Data excerpts start

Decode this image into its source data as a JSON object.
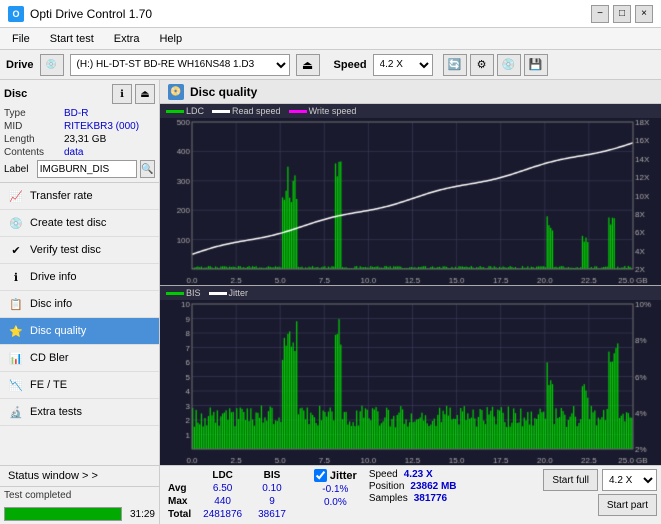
{
  "titlebar": {
    "title": "Opti Drive Control 1.70",
    "icon": "O",
    "minimize": "−",
    "maximize": "□",
    "close": "×"
  },
  "menubar": {
    "items": [
      "File",
      "Start test",
      "Extra",
      "Help"
    ]
  },
  "drivebar": {
    "label": "Drive",
    "drive_value": "(H:)  HL-DT-ST BD-RE  WH16NS48 1.D3",
    "speed_label": "Speed",
    "speed_value": "4.2 X"
  },
  "disc": {
    "title": "Disc",
    "type_label": "Type",
    "type_value": "BD-R",
    "mid_label": "MID",
    "mid_value": "RITEKBR3 (000)",
    "length_label": "Length",
    "length_value": "23,31 GB",
    "contents_label": "Contents",
    "contents_value": "data",
    "label_label": "Label",
    "label_value": "IMGBURN_DIS"
  },
  "nav_items": [
    {
      "id": "transfer-rate",
      "label": "Transfer rate",
      "icon": "📈"
    },
    {
      "id": "create-test-disc",
      "label": "Create test disc",
      "icon": "💿"
    },
    {
      "id": "verify-test-disc",
      "label": "Verify test disc",
      "icon": "✔"
    },
    {
      "id": "drive-info",
      "label": "Drive info",
      "icon": "ℹ"
    },
    {
      "id": "disc-info",
      "label": "Disc info",
      "icon": "📋"
    },
    {
      "id": "disc-quality",
      "label": "Disc quality",
      "icon": "⭐",
      "active": true
    },
    {
      "id": "cd-bler",
      "label": "CD Bler",
      "icon": "📊"
    },
    {
      "id": "fe-te",
      "label": "FE / TE",
      "icon": "📉"
    },
    {
      "id": "extra-tests",
      "label": "Extra tests",
      "icon": "🔬"
    }
  ],
  "status": {
    "window_label": "Status window > >",
    "progress": 100,
    "status_text": "Test completed",
    "time": "31:29"
  },
  "quality_panel": {
    "title": "Disc quality",
    "legend": {
      "ldc_label": "LDC",
      "ldc_color": "#00cc00",
      "read_speed_label": "Read speed",
      "read_speed_color": "#ffffff",
      "write_speed_label": "Write speed",
      "write_speed_color": "#ff00ff",
      "bis_label": "BIS",
      "bis_color": "#00cc00",
      "jitter_label": "Jitter",
      "jitter_color": "#ffffff"
    },
    "top_chart": {
      "y_max": 500,
      "y_left_labels": [
        500,
        400,
        300,
        200,
        100
      ],
      "y_right_labels": [
        "18X",
        "16X",
        "14X",
        "12X",
        "10X",
        "8X",
        "6X",
        "4X",
        "2X"
      ],
      "x_labels": [
        "0.0",
        "2.5",
        "5.0",
        "7.5",
        "10.0",
        "12.5",
        "15.0",
        "17.5",
        "20.0",
        "22.5",
        "25.0 GB"
      ]
    },
    "bottom_chart": {
      "y_left_labels": [
        10,
        9,
        8,
        7,
        6,
        5,
        4,
        3,
        2,
        1
      ],
      "y_right_labels": [
        "10%",
        "8%",
        "6%",
        "4%",
        "2%"
      ],
      "x_labels": [
        "0.0",
        "2.5",
        "5.0",
        "7.5",
        "10.0",
        "12.5",
        "15.0",
        "17.5",
        "20.0",
        "22.5",
        "25.0 GB"
      ]
    },
    "stats": {
      "avg_label": "Avg",
      "max_label": "Max",
      "total_label": "Total",
      "ldc_avg": "6.50",
      "ldc_max": "440",
      "ldc_total": "2481876",
      "bis_avg": "0.10",
      "bis_max": "9",
      "bis_total": "38617",
      "jitter_avg": "-0.1%",
      "jitter_max": "0.0%",
      "jitter_total": "",
      "speed_label": "Speed",
      "speed_value": "4.23 X",
      "position_label": "Position",
      "position_value": "23862 MB",
      "samples_label": "Samples",
      "samples_value": "381776",
      "jitter_check": true,
      "jitter_check_label": "Jitter",
      "speed_dropdown": "4.2 X",
      "start_full_btn": "Start full",
      "start_part_btn": "Start part"
    }
  }
}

Data excerpts end

▶ Stated exercise
Omit the pictures, then quote the rest of the material above exactly.

▶ Solved exercise
Decode this image into its source data as a JSON object.
{
  "titlebar": {
    "title": "Opti Drive Control 1.70",
    "icon": "O",
    "minimize": "−",
    "maximize": "□",
    "close": "×"
  },
  "menubar": {
    "items": [
      "File",
      "Start test",
      "Extra",
      "Help"
    ]
  },
  "drivebar": {
    "label": "Drive",
    "drive_value": "(H:)  HL-DT-ST BD-RE  WH16NS48 1.D3",
    "speed_label": "Speed",
    "speed_value": "4.2 X"
  },
  "disc": {
    "title": "Disc",
    "type_label": "Type",
    "type_value": "BD-R",
    "mid_label": "MID",
    "mid_value": "RITEKBR3 (000)",
    "length_label": "Length",
    "length_value": "23,31 GB",
    "contents_label": "Contents",
    "contents_value": "data",
    "label_label": "Label",
    "label_value": "IMGBURN_DIS"
  },
  "nav_items": [
    {
      "id": "transfer-rate",
      "label": "Transfer rate",
      "icon": "📈"
    },
    {
      "id": "create-test-disc",
      "label": "Create test disc",
      "icon": "💿"
    },
    {
      "id": "verify-test-disc",
      "label": "Verify test disc",
      "icon": "✔"
    },
    {
      "id": "drive-info",
      "label": "Drive info",
      "icon": "ℹ"
    },
    {
      "id": "disc-info",
      "label": "Disc info",
      "icon": "📋"
    },
    {
      "id": "disc-quality",
      "label": "Disc quality",
      "icon": "⭐",
      "active": true
    },
    {
      "id": "cd-bler",
      "label": "CD Bler",
      "icon": "📊"
    },
    {
      "id": "fe-te",
      "label": "FE / TE",
      "icon": "📉"
    },
    {
      "id": "extra-tests",
      "label": "Extra tests",
      "icon": "🔬"
    }
  ],
  "status": {
    "window_label": "Status window > >",
    "progress": 100,
    "status_text": "Test completed",
    "time": "31:29"
  },
  "quality_panel": {
    "title": "Disc quality",
    "legend": {
      "ldc_label": "LDC",
      "ldc_color": "#00cc00",
      "read_speed_label": "Read speed",
      "read_speed_color": "#ffffff",
      "write_speed_label": "Write speed",
      "write_speed_color": "#ff00ff",
      "bis_label": "BIS",
      "bis_color": "#00cc00",
      "jitter_label": "Jitter",
      "jitter_color": "#ffffff"
    },
    "top_chart": {
      "y_max": 500,
      "y_left_labels": [
        500,
        400,
        300,
        200,
        100
      ],
      "y_right_labels": [
        "18X",
        "16X",
        "14X",
        "12X",
        "10X",
        "8X",
        "6X",
        "4X",
        "2X"
      ],
      "x_labels": [
        "0.0",
        "2.5",
        "5.0",
        "7.5",
        "10.0",
        "12.5",
        "15.0",
        "17.5",
        "20.0",
        "22.5",
        "25.0 GB"
      ]
    },
    "bottom_chart": {
      "y_left_labels": [
        10,
        9,
        8,
        7,
        6,
        5,
        4,
        3,
        2,
        1
      ],
      "y_right_labels": [
        "10%",
        "8%",
        "6%",
        "4%",
        "2%"
      ],
      "x_labels": [
        "0.0",
        "2.5",
        "5.0",
        "7.5",
        "10.0",
        "12.5",
        "15.0",
        "17.5",
        "20.0",
        "22.5",
        "25.0 GB"
      ]
    },
    "stats": {
      "avg_label": "Avg",
      "max_label": "Max",
      "total_label": "Total",
      "ldc_avg": "6.50",
      "ldc_max": "440",
      "ldc_total": "2481876",
      "bis_avg": "0.10",
      "bis_max": "9",
      "bis_total": "38617",
      "jitter_avg": "-0.1%",
      "jitter_max": "0.0%",
      "jitter_total": "",
      "speed_label": "Speed",
      "speed_value": "4.23 X",
      "position_label": "Position",
      "position_value": "23862 MB",
      "samples_label": "Samples",
      "samples_value": "381776",
      "jitter_check": true,
      "jitter_check_label": "Jitter",
      "speed_dropdown": "4.2 X",
      "start_full_btn": "Start full",
      "start_part_btn": "Start part"
    }
  }
}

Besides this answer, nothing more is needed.